▸ **Aim of the task**
Look for "share" in each line of the entries, and return the matching lines.

====== Material provided ======

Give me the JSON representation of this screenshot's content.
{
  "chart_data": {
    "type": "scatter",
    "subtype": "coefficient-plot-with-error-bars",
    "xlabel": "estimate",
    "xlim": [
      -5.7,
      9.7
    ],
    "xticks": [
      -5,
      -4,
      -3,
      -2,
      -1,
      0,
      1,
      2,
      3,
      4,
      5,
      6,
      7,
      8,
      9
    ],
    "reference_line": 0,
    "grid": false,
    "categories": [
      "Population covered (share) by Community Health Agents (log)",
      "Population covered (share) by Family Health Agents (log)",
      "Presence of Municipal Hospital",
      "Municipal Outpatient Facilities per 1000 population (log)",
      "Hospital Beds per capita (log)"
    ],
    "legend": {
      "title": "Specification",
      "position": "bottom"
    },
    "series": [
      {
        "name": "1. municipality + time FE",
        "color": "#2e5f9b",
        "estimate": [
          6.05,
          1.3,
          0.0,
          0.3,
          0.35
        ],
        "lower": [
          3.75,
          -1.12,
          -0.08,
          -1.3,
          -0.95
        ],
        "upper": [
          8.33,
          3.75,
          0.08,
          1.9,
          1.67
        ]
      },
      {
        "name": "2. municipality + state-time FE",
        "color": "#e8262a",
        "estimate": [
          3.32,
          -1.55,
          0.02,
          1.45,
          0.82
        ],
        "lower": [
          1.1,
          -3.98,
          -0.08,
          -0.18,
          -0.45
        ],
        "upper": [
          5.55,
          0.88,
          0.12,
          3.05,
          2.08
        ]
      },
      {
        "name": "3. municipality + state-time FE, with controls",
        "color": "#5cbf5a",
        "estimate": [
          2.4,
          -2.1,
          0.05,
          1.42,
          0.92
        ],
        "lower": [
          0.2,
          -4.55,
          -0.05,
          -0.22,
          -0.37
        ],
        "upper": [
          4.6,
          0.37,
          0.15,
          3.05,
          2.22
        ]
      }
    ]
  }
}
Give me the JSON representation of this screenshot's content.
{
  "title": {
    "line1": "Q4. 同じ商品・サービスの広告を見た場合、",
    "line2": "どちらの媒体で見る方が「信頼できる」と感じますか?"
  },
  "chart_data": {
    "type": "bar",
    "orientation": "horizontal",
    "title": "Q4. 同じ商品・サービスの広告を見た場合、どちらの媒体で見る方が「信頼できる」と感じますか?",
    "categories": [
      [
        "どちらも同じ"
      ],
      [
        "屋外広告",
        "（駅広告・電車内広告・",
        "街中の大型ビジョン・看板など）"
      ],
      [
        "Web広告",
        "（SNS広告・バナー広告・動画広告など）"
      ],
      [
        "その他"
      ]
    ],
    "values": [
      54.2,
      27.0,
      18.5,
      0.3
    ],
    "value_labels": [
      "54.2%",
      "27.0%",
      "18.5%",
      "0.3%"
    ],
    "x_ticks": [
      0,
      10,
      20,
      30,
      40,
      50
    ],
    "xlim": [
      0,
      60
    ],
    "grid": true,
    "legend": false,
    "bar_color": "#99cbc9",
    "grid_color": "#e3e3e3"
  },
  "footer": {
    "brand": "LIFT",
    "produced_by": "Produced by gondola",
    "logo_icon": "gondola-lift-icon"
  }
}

======

▸ **The answer**
      "Population covered (share) by Community Health Agents (log)",
      "Population covered (share) by Family Health Agents (log)",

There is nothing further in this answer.